- [Task prompt]:
Give back the whole listing exactly as shown.

BEGIN

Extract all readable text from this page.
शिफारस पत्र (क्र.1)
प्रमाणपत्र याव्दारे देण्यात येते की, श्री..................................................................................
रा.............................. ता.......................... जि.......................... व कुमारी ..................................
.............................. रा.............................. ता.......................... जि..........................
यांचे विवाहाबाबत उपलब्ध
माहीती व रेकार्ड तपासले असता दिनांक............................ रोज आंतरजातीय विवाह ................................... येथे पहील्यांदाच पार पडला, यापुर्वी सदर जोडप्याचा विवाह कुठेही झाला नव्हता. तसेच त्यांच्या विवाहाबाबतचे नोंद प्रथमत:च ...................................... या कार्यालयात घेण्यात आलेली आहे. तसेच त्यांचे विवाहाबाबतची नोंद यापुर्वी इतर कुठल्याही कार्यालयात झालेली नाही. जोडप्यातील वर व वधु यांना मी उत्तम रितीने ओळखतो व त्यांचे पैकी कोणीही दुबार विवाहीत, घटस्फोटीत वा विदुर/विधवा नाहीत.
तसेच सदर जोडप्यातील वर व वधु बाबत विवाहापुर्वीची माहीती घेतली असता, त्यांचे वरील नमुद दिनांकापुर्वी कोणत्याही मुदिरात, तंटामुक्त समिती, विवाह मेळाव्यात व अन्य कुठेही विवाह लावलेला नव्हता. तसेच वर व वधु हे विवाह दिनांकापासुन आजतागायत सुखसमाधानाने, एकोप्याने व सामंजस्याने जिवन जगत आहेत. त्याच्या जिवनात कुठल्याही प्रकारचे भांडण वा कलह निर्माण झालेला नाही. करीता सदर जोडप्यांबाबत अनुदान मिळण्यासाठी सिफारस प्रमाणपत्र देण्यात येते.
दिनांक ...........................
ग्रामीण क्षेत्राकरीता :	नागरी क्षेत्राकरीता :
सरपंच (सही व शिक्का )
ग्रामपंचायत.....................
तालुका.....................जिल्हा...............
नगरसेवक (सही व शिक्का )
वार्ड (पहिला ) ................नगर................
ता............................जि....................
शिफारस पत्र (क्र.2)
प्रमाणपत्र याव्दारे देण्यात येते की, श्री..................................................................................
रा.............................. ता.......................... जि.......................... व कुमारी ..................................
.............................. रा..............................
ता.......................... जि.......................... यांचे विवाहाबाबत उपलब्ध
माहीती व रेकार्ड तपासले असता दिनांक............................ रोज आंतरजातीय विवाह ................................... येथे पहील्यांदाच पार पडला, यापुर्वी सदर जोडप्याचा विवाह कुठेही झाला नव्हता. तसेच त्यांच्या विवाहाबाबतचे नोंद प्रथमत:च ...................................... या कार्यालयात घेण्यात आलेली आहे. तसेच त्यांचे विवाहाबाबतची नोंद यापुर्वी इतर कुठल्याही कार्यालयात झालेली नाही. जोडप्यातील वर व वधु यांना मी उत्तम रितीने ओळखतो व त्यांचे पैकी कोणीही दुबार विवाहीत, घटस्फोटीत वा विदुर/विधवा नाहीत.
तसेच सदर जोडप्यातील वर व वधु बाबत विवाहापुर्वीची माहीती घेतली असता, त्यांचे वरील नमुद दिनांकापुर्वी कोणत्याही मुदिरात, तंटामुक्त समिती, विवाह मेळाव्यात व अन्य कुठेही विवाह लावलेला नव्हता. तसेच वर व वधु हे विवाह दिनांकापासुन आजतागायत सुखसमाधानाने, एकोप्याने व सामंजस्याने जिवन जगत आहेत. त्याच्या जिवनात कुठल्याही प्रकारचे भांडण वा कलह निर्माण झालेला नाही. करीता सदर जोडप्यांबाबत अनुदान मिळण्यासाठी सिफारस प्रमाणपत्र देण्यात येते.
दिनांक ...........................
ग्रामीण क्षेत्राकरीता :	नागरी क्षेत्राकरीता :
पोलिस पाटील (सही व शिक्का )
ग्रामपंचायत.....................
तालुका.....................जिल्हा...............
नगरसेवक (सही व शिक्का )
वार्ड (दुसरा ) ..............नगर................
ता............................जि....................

END

- [Exercise solution]:
Extract all readable text from this page.
शिफारस पत्र (क्र.1)
प्रमाणपत्र याव्दारे देण्यात येते की, श्री..................................................................................
रा.............................. ता.......................... जि.......................... व कुमारी ..................................
.............................. रा.............................. ता.......................... जि..........................
यांचे विवाहाबाबत उपलब्ध
माहीती व रेकार्ड तपासले असता दिनांक............................ रोज आंतरजातीय विवाह ................................... येथे पहील्यांदाच पार पडला, यापुर्वी सदर जोडप्याचा विवाह कुठेही झाला नव्हता. तसेच त्यांच्या विवाहाबाबतचे नोंद प्रथमत:च ...................................... या कार्यालयात घेण्यात आलेली आहे. तसेच त्यांचे विवाहाबाबतची नोंद यापुर्वी इतर कुठल्याही कार्यालयात झालेली नाही. जोडप्यातील वर व वधु यांना मी उत्तम रितीने ओळखतो व त्यांचे पैकी कोणीही दुबार विवाहीत, घटस्फोटीत वा विदुर/विधवा नाहीत.
तसेच सदर जोडप्यातील वर व वधु बाबत विवाहापुर्वीची माहीती घेतली असता, त्यांचे वरील नमुद दिनांकापुर्वी कोणत्याही मुदिरात, तंटामुक्त समिती, विवाह मेळाव्यात व अन्य कुठेही विवाह लावलेला नव्हता. तसेच वर व वधु हे विवाह दिनांकापासुन आजतागायत सुखसमाधानाने, एकोप्याने व सामंजस्याने जिवन जगत आहेत. त्याच्या जिवनात कुठल्याही प्रकारचे भांडण वा कलह निर्माण झालेला नाही. करीता सदर जोडप्यांबाबत अनुदान मिळण्यासाठी सिफारस प्रमाणपत्र देण्यात येते.
दिनांक ...........................
ग्रामीण क्षेत्राकरीता :	नागरी क्षेत्राकरीता :
सरपंच (सही व शिक्का )
ग्रामपंचायत.....................
तालुका.....................जिल्हा...............
नगरसेवक (सही व शिक्का )
वार्ड (पहिला ) ................नगर................
ता............................जि....................
शिफारस पत्र (क्र.2)
प्रमाणपत्र याव्दारे देण्यात येते की, श्री..................................................................................
रा.............................. ता.......................... जि.......................... व कुमारी ..................................
.............................. रा..............................
ता.......................... जि.......................... यांचे विवाहाबाबत उपलब्ध
माहीती व रेकार्ड तपासले असता दिनांक............................ रोज आंतरजातीय विवाह ................................... येथे पहील्यांदाच पार पडला, यापुर्वी सदर जोडप्याचा विवाह कुठेही झाला नव्हता. तसेच त्यांच्या विवाहाबाबतचे नोंद प्रथमत:च ...................................... या कार्यालयात घेण्यात आलेली आहे. तसेच त्यांचे विवाहाबाबतची नोंद यापुर्वी इतर कुठल्याही कार्यालयात झालेली नाही. जोडप्यातील वर व वधु यांना मी उत्तम रितीने ओळखतो व त्यांचे पैकी कोणीही दुबार विवाहीत, घटस्फोटीत वा विदुर/विधवा नाहीत.
तसेच सदर जोडप्यातील वर व वधु बाबत विवाहापुर्वीची माहीती घेतली असता, त्यांचे वरील नमुद दिनांकापुर्वी कोणत्याही मुदिरात, तंटामुक्त समिती, विवाह मेळाव्यात व अन्य कुठेही विवाह लावलेला नव्हता. तसेच वर व वधु हे विवाह दिनांकापासुन आजतागायत सुखसमाधानाने, एकोप्याने व सामंजस्याने जिवन जगत आहेत. त्याच्या जिवनात कुठल्याही प्रकारचे भांडण वा कलह निर्माण झालेला नाही. करीता सदर जोडप्यांबाबत अनुदान मिळण्यासाठी सिफारस प्रमाणपत्र देण्यात येते.
दिनांक ...........................
ग्रामीण क्षेत्राकरीता :	नागरी क्षेत्राकरीता :
पोलिस पाटील (सही व शिक्का )
ग्रामपंचायत.....................
तालुका.....................जिल्हा...............
नगरसेवक (सही व शिक्का )
वार्ड (दुसरा ) ..............नगर................
ता............................जि....................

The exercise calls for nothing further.